#### Objective:
All of the entries need to be written out again, exactly as they are.

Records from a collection
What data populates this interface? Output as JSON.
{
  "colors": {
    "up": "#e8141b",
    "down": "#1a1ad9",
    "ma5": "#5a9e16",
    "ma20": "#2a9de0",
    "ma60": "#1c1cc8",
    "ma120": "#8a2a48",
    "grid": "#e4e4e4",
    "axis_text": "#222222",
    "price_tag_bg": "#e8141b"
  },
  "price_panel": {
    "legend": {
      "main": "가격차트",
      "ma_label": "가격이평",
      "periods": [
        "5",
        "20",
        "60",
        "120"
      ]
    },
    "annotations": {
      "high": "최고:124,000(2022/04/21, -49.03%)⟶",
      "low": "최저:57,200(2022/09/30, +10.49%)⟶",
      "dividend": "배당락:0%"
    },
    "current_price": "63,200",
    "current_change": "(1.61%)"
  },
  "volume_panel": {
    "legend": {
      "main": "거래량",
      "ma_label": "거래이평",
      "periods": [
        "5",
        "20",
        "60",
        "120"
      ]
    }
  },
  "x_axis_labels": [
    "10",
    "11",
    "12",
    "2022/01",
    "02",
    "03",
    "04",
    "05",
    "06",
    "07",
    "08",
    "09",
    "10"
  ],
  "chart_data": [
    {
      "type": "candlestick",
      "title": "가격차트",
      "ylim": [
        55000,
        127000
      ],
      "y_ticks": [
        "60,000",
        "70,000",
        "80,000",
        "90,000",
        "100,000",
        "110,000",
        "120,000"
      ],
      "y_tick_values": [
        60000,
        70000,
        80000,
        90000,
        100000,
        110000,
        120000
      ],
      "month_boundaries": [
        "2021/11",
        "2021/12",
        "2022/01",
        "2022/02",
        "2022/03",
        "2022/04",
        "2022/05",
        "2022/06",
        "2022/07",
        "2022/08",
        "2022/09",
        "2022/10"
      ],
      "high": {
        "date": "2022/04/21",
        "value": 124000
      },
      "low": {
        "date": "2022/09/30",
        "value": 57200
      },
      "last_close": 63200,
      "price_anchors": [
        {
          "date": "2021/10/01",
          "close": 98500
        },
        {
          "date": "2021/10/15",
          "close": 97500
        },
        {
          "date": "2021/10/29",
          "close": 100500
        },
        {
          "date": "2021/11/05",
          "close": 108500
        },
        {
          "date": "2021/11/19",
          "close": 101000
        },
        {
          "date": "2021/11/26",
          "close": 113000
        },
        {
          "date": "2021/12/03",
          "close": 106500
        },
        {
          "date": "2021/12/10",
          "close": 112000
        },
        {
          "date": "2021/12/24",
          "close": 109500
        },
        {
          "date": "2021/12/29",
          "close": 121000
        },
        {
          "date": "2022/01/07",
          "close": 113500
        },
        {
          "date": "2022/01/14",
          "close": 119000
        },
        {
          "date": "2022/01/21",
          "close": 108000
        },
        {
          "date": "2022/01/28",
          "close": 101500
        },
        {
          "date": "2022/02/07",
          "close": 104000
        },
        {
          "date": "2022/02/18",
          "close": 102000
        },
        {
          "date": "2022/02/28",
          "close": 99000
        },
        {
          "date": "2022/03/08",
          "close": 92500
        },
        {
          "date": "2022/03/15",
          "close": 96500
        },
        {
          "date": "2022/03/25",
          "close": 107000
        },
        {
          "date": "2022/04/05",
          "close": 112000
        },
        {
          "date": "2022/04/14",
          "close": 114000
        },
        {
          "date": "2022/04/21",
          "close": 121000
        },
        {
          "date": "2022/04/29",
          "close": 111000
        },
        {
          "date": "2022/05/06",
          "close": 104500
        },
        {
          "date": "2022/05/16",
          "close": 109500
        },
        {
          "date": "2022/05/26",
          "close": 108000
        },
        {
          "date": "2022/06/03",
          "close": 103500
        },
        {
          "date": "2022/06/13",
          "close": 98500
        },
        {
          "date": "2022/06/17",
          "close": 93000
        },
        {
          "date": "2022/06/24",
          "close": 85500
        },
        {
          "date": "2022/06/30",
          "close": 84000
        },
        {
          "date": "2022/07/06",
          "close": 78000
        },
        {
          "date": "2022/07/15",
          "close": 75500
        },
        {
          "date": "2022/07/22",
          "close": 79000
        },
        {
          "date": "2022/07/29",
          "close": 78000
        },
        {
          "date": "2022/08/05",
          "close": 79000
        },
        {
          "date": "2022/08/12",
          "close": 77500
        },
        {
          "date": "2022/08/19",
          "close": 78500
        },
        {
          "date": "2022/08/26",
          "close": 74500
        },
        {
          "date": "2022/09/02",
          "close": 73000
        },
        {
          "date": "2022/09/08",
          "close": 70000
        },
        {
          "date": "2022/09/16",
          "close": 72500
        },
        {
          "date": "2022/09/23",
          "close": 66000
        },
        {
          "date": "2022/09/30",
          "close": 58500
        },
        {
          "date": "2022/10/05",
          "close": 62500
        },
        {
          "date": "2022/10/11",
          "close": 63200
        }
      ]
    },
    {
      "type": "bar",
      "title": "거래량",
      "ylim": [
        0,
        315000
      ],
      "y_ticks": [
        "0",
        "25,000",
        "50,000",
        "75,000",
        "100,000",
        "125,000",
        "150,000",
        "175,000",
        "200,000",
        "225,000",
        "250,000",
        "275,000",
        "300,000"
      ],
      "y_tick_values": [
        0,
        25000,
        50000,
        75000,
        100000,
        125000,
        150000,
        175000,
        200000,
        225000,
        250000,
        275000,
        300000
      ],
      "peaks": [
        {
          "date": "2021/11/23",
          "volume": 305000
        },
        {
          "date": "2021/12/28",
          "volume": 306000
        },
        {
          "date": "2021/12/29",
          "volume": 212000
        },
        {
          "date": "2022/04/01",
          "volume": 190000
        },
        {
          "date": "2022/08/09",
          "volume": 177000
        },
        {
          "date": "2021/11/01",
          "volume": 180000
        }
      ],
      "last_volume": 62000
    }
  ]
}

#### Response:
What data populates this interface? Output as JSON.
{
  "colors": {
    "up": "#e8141b",
    "down": "#1a1ad9",
    "ma5": "#5a9e16",
    "ma20": "#2a9de0",
    "ma60": "#1c1cc8",
    "ma120": "#8a2a48",
    "grid": "#e4e4e4",
    "axis_text": "#222222",
    "price_tag_bg": "#e8141b"
  },
  "price_panel": {
    "legend": {
      "main": "가격차트",
      "ma_label": "가격이평",
      "periods": [
        "5",
        "20",
        "60",
        "120"
      ]
    },
    "annotations": {
      "high": "최고:124,000(2022/04/21, -49.03%)⟶",
      "low": "최저:57,200(2022/09/30, +10.49%)⟶",
      "dividend": "배당락:0%"
    },
    "current_price": "63,200",
    "current_change": "(1.61%)"
  },
  "volume_panel": {
    "legend": {
      "main": "거래량",
      "ma_label": "거래이평",
      "periods": [
        "5",
        "20",
        "60",
        "120"
      ]
    }
  },
  "x_axis_labels": [
    "10",
    "11",
    "12",
    "2022/01",
    "02",
    "03",
    "04",
    "05",
    "06",
    "07",
    "08",
    "09",
    "10"
  ],
  "chart_data": [
    {
      "type": "candlestick",
      "title": "가격차트",
      "ylim": [
        55000,
        127000
      ],
      "y_ticks": [
        "60,000",
        "70,000",
        "80,000",
        "90,000",
        "100,000",
        "110,000",
        "120,000"
      ],
      "y_tick_values": [
        60000,
        70000,
        80000,
        90000,
        100000,
        110000,
        120000
      ],
      "month_boundaries": [
        "2021/11",
        "2021/12",
        "2022/01",
        "2022/02",
        "2022/03",
        "2022/04",
        "2022/05",
        "2022/06",
        "2022/07",
        "2022/08",
        "2022/09",
        "2022/10"
      ],
      "high": {
        "date": "2022/04/21",
        "value": 124000
      },
      "low": {
        "date": "2022/09/30",
        "value": 57200
      },
      "last_close": 63200,
      "price_anchors": [
        {
          "date": "2021/10/01",
          "close": 98500
        },
        {
          "date": "2021/10/15",
          "close": 97500
        },
        {
          "date": "2021/10/29",
          "close": 100500
        },
        {
          "date": "2021/11/05",
          "close": 108500
        },
        {
          "date": "2021/11/19",
          "close": 101000
        },
        {
          "date": "2021/11/26",
          "close": 113000
        },
        {
          "date": "2021/12/03",
          "close": 106500
        },
        {
          "date": "2021/12/10",
          "close": 112000
        },
        {
          "date": "2021/12/24",
          "close": 109500
        },
        {
          "date": "2021/12/29",
          "close": 121000
        },
        {
          "date": "2022/01/07",
          "close": 113500
        },
        {
          "date": "2022/01/14",
          "close": 119000
        },
        {
          "date": "2022/01/21",
          "close": 108000
        },
        {
          "date": "2022/01/28",
          "close": 101500
        },
        {
          "date": "2022/02/07",
          "close": 104000
        },
        {
          "date": "2022/02/18",
          "close": 102000
        },
        {
          "date": "2022/02/28",
          "close": 99000
        },
        {
          "date": "2022/03/08",
          "close": 92500
        },
        {
          "date": "2022/03/15",
          "close": 96500
        },
        {
          "date": "2022/03/25",
          "close": 107000
        },
        {
          "date": "2022/04/05",
          "close": 112000
        },
        {
          "date": "2022/04/14",
          "close": 114000
        },
        {
          "date": "2022/04/21",
          "close": 121000
        },
        {
          "date": "2022/04/29",
          "close": 111000
        },
        {
          "date": "2022/05/06",
          "close": 104500
        },
        {
          "date": "2022/05/16",
          "close": 109500
        },
        {
          "date": "2022/05/26",
          "close": 108000
        },
        {
          "date": "2022/06/03",
          "close": 103500
        },
        {
          "date": "2022/06/13",
          "close": 98500
        },
        {
          "date": "2022/06/17",
          "close": 93000
        },
        {
          "date": "2022/06/24",
          "close": 85500
        },
        {
          "date": "2022/06/30",
          "close": 84000
        },
        {
          "date": "2022/07/06",
          "close": 78000
        },
        {
          "date": "2022/07/15",
          "close": 75500
        },
        {
          "date": "2022/07/22",
          "close": 79000
        },
        {
          "date": "2022/07/29",
          "close": 78000
        },
        {
          "date": "2022/08/05",
          "close": 79000
        },
        {
          "date": "2022/08/12",
          "close": 77500
        },
        {
          "date": "2022/08/19",
          "close": 78500
        },
        {
          "date": "2022/08/26",
          "close": 74500
        },
        {
          "date": "2022/09/02",
          "close": 73000
        },
        {
          "date": "2022/09/08",
          "close": 70000
        },
        {
          "date": "2022/09/16",
          "close": 72500
        },
        {
          "date": "2022/09/23",
          "close": 66000
        },
        {
          "date": "2022/09/30",
          "close": 58500
        },
        {
          "date": "2022/10/05",
          "close": 62500
        },
        {
          "date": "2022/10/11",
          "close": 63200
        }
      ]
    },
    {
      "type": "bar",
      "title": "거래량",
      "ylim": [
        0,
        315000
      ],
      "y_ticks": [
        "0",
        "25,000",
        "50,000",
        "75,000",
        "100,000",
        "125,000",
        "150,000",
        "175,000",
        "200,000",
        "225,000",
        "250,000",
        "275,000",
        "300,000"
      ],
      "y_tick_values": [
        0,
        25000,
        50000,
        75000,
        100000,
        125000,
        150000,
        175000,
        200000,
        225000,
        250000,
        275000,
        300000
      ],
      "peaks": [
        {
          "date": "2021/11/23",
          "volume": 305000
        },
        {
          "date": "2021/12/28",
          "volume": 306000
        },
        {
          "date": "2021/12/29",
          "volume": 212000
        },
        {
          "date": "2022/04/01",
          "volume": 190000
        },
        {
          "date": "2022/08/09",
          "volume": 177000
        },
        {
          "date": "2021/11/01",
          "volume": 180000
        }
      ],
      "last_volume": 62000
    }
  ]
}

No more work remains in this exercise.